▶ [What you have to do]
Copy out the data below line for line, without changing anything, and omit the pictures.

▶ [The input]
============
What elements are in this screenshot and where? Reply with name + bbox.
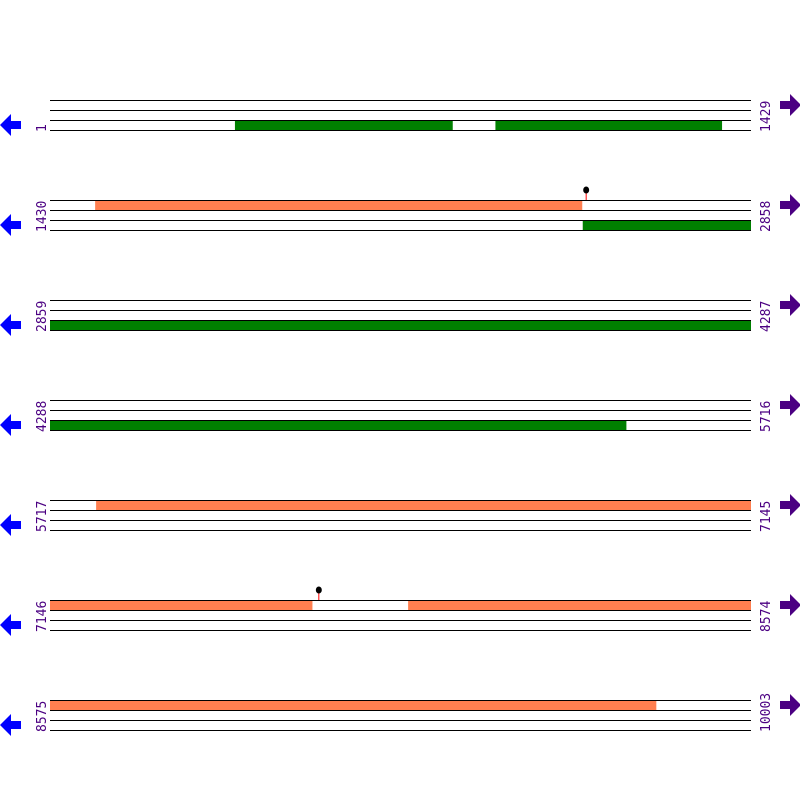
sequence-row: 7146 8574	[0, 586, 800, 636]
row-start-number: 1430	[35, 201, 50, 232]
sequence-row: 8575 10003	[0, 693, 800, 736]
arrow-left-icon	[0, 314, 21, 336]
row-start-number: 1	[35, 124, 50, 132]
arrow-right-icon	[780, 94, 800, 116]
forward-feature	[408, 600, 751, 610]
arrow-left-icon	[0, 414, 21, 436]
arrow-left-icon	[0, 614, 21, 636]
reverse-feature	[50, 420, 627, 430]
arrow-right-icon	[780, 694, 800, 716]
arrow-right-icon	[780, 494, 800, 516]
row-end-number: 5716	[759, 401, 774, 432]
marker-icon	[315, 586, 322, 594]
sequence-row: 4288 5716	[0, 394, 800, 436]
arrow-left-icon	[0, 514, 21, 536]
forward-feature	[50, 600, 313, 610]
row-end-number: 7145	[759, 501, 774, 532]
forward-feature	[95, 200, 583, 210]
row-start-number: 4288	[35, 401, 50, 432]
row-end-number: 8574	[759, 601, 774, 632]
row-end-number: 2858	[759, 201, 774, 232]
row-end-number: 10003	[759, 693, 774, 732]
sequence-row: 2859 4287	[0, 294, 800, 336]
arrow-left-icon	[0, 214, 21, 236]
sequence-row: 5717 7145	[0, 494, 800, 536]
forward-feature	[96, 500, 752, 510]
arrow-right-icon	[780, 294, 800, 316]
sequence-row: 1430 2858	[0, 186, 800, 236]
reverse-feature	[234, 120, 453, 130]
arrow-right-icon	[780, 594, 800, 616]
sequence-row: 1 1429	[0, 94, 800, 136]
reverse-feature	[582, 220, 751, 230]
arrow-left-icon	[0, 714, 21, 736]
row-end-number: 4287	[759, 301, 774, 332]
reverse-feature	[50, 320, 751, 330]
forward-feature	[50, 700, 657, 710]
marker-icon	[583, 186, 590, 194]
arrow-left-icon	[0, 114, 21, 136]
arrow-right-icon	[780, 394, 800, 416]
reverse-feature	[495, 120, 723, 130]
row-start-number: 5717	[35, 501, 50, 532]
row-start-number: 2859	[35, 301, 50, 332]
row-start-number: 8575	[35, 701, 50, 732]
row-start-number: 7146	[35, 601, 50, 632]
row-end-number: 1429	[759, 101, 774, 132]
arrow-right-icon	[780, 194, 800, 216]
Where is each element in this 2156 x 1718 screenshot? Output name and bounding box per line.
============
▶ [Exercise solution]
What elements are in this screenshot and where? Reply with name + bbox.
sequence-row: 7146 8574	[0, 586, 800, 636]
row-start-number: 1430	[35, 201, 50, 232]
sequence-row: 8575 10003	[0, 693, 800, 736]
arrow-left-icon	[0, 314, 21, 336]
row-start-number: 1	[35, 124, 50, 132]
arrow-right-icon	[780, 94, 800, 116]
forward-feature	[408, 600, 751, 610]
arrow-left-icon	[0, 414, 21, 436]
arrow-left-icon	[0, 614, 21, 636]
reverse-feature	[50, 420, 627, 430]
arrow-right-icon	[780, 694, 800, 716]
arrow-right-icon	[780, 494, 800, 516]
row-end-number: 5716	[759, 401, 774, 432]
marker-icon	[315, 586, 322, 594]
sequence-row: 4288 5716	[0, 394, 800, 436]
arrow-left-icon	[0, 514, 21, 536]
forward-feature	[50, 600, 313, 610]
row-end-number: 7145	[759, 501, 774, 532]
forward-feature	[95, 200, 583, 210]
row-start-number: 4288	[35, 401, 50, 432]
row-end-number: 8574	[759, 601, 774, 632]
row-end-number: 2858	[759, 201, 774, 232]
row-end-number: 10003	[759, 693, 774, 732]
sequence-row: 2859 4287	[0, 294, 800, 336]
arrow-left-icon	[0, 214, 21, 236]
sequence-row: 5717 7145	[0, 494, 800, 536]
forward-feature	[96, 500, 752, 510]
arrow-right-icon	[780, 294, 800, 316]
sequence-row: 1430 2858	[0, 186, 800, 236]
reverse-feature	[234, 120, 453, 130]
arrow-right-icon	[780, 594, 800, 616]
sequence-row: 1 1429	[0, 94, 800, 136]
reverse-feature	[582, 220, 751, 230]
arrow-left-icon	[0, 714, 21, 736]
row-end-number: 4287	[759, 301, 774, 332]
reverse-feature	[50, 320, 751, 330]
forward-feature	[50, 700, 657, 710]
marker-icon	[583, 186, 590, 194]
arrow-left-icon	[0, 114, 21, 136]
arrow-right-icon	[780, 394, 800, 416]
reverse-feature	[495, 120, 723, 130]
row-start-number: 5717	[35, 501, 50, 532]
row-start-number: 2859	[35, 301, 50, 332]
row-start-number: 8575	[35, 701, 50, 732]
row-start-number: 7146	[35, 601, 50, 632]
row-end-number: 1429	[759, 101, 774, 132]
arrow-right-icon	[780, 194, 800, 216]
Where is each element in this 2156 x 1718 screenshot? Output name and bounding box per line.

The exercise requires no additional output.